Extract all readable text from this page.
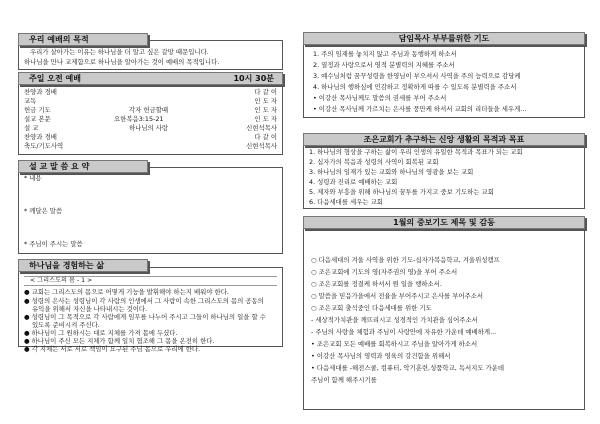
우리 예배의 목적
우리가 살아가는 이유는 하나님을 더 알고 싶은 갈망 때문입니다.
하나님을 만나 교제함으로 하나님을 알아가는 것이 예배의 목적입니다.
주일 오전 예배	10시 30분
찬양과 경배	다 같 이
교독	인 도 자
헌금 기도	각자 헌금할때	인 도 자
설교 본문	요한복음3:15-21	인 도 자
설 교	하나님의 사랑	신현석목사
찬양과 경배	다 같 이
축도/기도사역	신현석목사
설 교 말 씀 요 약
* 내용
* 깨달은 말씀
* 주님이 주시는 말씀
하나님을 경험하는 삶
< 그리스도의 몸 - 1 >
● 교회는 그리스도의 몸으로 어떻게 기능을 발휘해야 하는지 배워야 한다.
● 성령의 은사는 성령님이 각 사람의 인생에서 그 사람이 속한 그리스도의 몸의 공동의
유익을 위해서 자신을 나타내시는 것이다.
● 성령님이 그 목적으로 각 사람에게 임무를 나누어 주시고 그들이 하나님의 일을 할 수
있도록 준비시켜 주신다.
● 하나님이 그 원하시는 대로 지체를 가져 몸에 두셨다.
● 하나님이 주신 모든 지체가 함께 일치 협조해 그 몸을 온전히 한다.
● 각 지체는 서로 서로 책임이 요구된 주님 몸으로 우리에 한다.
담임목사 부부를위한 기도
1. 주의 임재를 놓치지 않고 주님과 동행하게 하소서
2. 열정과 사랑으로서 영적 분별력의 지혜를 주소서
3. 예수님처럼 꿈꾸성령을 한영님이 부으셔서 사역을 주의 능력으로 감당케
4. 하나님의 행하심에 민감하고 정확하게 따를 수 있도록 분별력을 주소서
• 이강산 목사님께도 말씀의 권세를 부어 주소서
• 이강산 목사님께 가르치는 은사를 풍만케 하셔서 교회의 리더들을 세우게...
조은교회가 추구하는 신앙 생활의 목적과 목표
1. 하나님의 형상을 구하는 삶이 우리 인생의 유일한 목적과 목표가 되는 교회
2. 십자가의 복음과 성령의 사역이 회복된 교회
3. 하나님의 임재가 있는 교회와 하나님의 영광을 보는 교회
4. 성령과 진리로 예배하는 교회
5. 제자와 부흥을 위해 하나님의 꿈투를 가지고 중보 기도하는 교회
6. 다음세대를 세우는 교회
1월의 중보기도 제목 및 감동
○ 다음세대의 겨울 사역을 위한 기도-십자가복음학교, 겨울위성캠프
○ 조은교회에 기도의 영(자주권의 영)을 부어 주소서
○ 조은교회를 정결케 하셔서 뭔 일을 행하소서.
○ 말씀을 믿음가을에서 전율을 부어주시고 은사를 부어주소서
○ 조은교회 출석중인 다음세대를 위한 기도
- 세상적가치관을 깨뜨리시고 성경적인 가치관을 심어주소서
- 주님의 사랑을 체험과 주님이 사랑안에 자유한 가운데 예배하게...
• 조은교회 모든 예배를 회복하시고 주님을 알아가게 하소서
• 이강산 목사님의 영력과 영육의 강건함을 위해서
• 다음세대를 -해전스쿨, 컴퓨터, 악기훈련,성품학교, 독서지도 가운데
주님이 함께 해주시기를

● GIVEN PROBLEM:
Copy the listing exactly. Any image in it stays out of the copy.

● THE OUTPUT:
Extract all readable text from this page.
우리 예배의 목적
우리가 살아가는 이유는 하나님을 더 알고 싶은 갈망 때문입니다.
하나님을 만나 교제함으로 하나님을 알아가는 것이 예배의 목적입니다.
주일 오전 예배	10시 30분
찬양과 경배	다 같 이
교독	인 도 자
헌금 기도	각자 헌금할때	인 도 자
설교 본문	요한복음3:15-21	인 도 자
설 교	하나님의 사랑	신현석목사
찬양과 경배	다 같 이
축도/기도사역	신현석목사
설 교 말 씀 요 약
* 내용
* 깨달은 말씀
* 주님이 주시는 말씀
하나님을 경험하는 삶
< 그리스도의 몸 - 1 >
● 교회는 그리스도의 몸으로 어떻게 기능을 발휘해야 하는지 배워야 한다.
● 성령의 은사는 성령님이 각 사람의 인생에서 그 사람이 속한 그리스도의 몸의 공동의
유익을 위해서 자신을 나타내시는 것이다.
● 성령님이 그 목적으로 각 사람에게 임무를 나누어 주시고 그들이 하나님의 일을 할 수
있도록 준비시켜 주신다.
● 하나님이 그 원하시는 대로 지체를 가져 몸에 두셨다.
● 하나님이 주신 모든 지체가 함께 일치 협조해 그 몸을 온전히 한다.
● 각 지체는 서로 서로 책임이 요구된 주님 몸으로 우리에 한다.
담임목사 부부를위한 기도
1. 주의 임재를 놓치지 않고 주님과 동행하게 하소서
2. 열정과 사랑으로서 영적 분별력의 지혜를 주소서
3. 예수님처럼 꿈꾸성령을 한영님이 부으셔서 사역을 주의 능력으로 감당케
4. 하나님의 행하심에 민감하고 정확하게 따를 수 있도록 분별력을 주소서
• 이강산 목사님께도 말씀의 권세를 부어 주소서
• 이강산 목사님께 가르치는 은사를 풍만케 하셔서 교회의 리더들을 세우게...
조은교회가 추구하는 신앙 생활의 목적과 목표
1. 하나님의 형상을 구하는 삶이 우리 인생의 유일한 목적과 목표가 되는 교회
2. 십자가의 복음과 성령의 사역이 회복된 교회
3. 하나님의 임재가 있는 교회와 하나님의 영광을 보는 교회
4. 성령과 진리로 예배하는 교회
5. 제자와 부흥을 위해 하나님의 꿈투를 가지고 중보 기도하는 교회
6. 다음세대를 세우는 교회
1월의 중보기도 제목 및 감동
○ 다음세대의 겨울 사역을 위한 기도-십자가복음학교, 겨울위성캠프
○ 조은교회에 기도의 영(자주권의 영)을 부어 주소서
○ 조은교회를 정결케 하셔서 뭔 일을 행하소서.
○ 말씀을 믿음가을에서 전율을 부어주시고 은사를 부어주소서
○ 조은교회 출석중인 다음세대를 위한 기도
- 세상적가치관을 깨뜨리시고 성경적인 가치관을 심어주소서
- 주님의 사랑을 체험과 주님이 사랑안에 자유한 가운데 예배하게...
• 조은교회 모든 예배를 회복하시고 주님을 알아가게 하소서
• 이강산 목사님의 영력과 영육의 강건함을 위해서
• 다음세대를 -해전스쿨, 컴퓨터, 악기훈련,성품학교, 독서지도 가운데
주님이 함께 해주시기를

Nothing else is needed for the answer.